▶ **Dataset items**
+---+

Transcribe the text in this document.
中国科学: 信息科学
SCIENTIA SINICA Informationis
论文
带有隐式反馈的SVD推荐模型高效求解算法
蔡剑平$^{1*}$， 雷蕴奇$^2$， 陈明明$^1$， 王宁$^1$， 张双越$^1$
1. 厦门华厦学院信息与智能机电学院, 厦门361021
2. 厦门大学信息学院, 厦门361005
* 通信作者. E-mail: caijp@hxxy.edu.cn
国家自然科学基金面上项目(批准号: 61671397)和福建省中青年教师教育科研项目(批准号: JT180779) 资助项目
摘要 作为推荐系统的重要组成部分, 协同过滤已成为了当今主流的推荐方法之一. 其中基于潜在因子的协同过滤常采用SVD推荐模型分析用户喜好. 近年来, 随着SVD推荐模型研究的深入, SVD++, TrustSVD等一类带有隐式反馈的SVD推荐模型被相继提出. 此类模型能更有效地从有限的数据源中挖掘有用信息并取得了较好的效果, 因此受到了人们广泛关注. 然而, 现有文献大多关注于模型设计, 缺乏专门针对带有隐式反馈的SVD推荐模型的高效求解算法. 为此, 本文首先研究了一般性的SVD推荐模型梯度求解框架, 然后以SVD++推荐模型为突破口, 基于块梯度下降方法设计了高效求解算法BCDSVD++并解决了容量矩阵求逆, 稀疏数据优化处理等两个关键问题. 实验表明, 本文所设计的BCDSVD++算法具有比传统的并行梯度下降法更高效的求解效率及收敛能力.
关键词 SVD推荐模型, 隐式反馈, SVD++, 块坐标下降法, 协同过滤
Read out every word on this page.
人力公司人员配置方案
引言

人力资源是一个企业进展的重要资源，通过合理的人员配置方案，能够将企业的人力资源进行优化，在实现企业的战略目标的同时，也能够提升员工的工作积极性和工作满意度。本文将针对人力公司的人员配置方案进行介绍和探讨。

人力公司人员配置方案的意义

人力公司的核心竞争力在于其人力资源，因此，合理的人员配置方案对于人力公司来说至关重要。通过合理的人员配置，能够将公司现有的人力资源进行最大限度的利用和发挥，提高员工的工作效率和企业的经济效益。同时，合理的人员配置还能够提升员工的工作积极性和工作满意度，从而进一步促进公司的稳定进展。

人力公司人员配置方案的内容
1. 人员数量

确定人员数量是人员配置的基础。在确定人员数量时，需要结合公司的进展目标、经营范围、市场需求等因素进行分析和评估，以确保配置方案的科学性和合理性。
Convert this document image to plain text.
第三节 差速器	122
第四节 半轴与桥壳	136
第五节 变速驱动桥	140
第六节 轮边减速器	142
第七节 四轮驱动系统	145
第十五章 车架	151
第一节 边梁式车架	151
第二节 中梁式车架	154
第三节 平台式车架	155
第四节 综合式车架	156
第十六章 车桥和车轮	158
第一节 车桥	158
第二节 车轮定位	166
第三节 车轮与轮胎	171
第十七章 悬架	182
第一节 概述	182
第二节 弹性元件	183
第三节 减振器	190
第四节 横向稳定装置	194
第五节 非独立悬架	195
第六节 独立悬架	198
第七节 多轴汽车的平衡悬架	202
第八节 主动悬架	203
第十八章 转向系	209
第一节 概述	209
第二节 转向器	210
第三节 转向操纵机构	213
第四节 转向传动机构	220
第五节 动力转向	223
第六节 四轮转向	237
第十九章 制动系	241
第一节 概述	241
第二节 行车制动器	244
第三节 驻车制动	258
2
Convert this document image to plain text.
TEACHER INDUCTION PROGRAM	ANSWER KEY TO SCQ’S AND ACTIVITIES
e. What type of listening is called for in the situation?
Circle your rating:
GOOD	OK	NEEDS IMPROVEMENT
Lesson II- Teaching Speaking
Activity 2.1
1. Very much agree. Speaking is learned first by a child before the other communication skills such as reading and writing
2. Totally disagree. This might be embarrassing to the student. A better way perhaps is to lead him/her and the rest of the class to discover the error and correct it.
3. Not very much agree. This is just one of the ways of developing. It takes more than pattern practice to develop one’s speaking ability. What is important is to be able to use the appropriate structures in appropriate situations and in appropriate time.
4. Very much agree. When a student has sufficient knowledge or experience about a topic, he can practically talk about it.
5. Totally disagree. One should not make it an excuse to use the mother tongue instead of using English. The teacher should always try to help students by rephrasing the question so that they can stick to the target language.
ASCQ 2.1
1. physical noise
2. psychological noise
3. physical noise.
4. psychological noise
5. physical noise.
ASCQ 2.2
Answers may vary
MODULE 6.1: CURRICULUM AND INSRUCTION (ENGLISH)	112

+---+

▶ **PROMPT**
From the records above, pull out every line containing the word "much".

▶ **RESULT BELOW**
1. Very much agree. Speaking is learned first by a child before the other communication skills such as reading and writing
3. Not very much agree. This is just one of the ways of developing. It takes more than pattern practice to develop one’s speaking ability. What is important is to be able to use the appropriate structures in appropriate situations and in appropriate time.
4. Very much agree. When a student has sufficient knowledge or experience about a topic, he can practically talk about it.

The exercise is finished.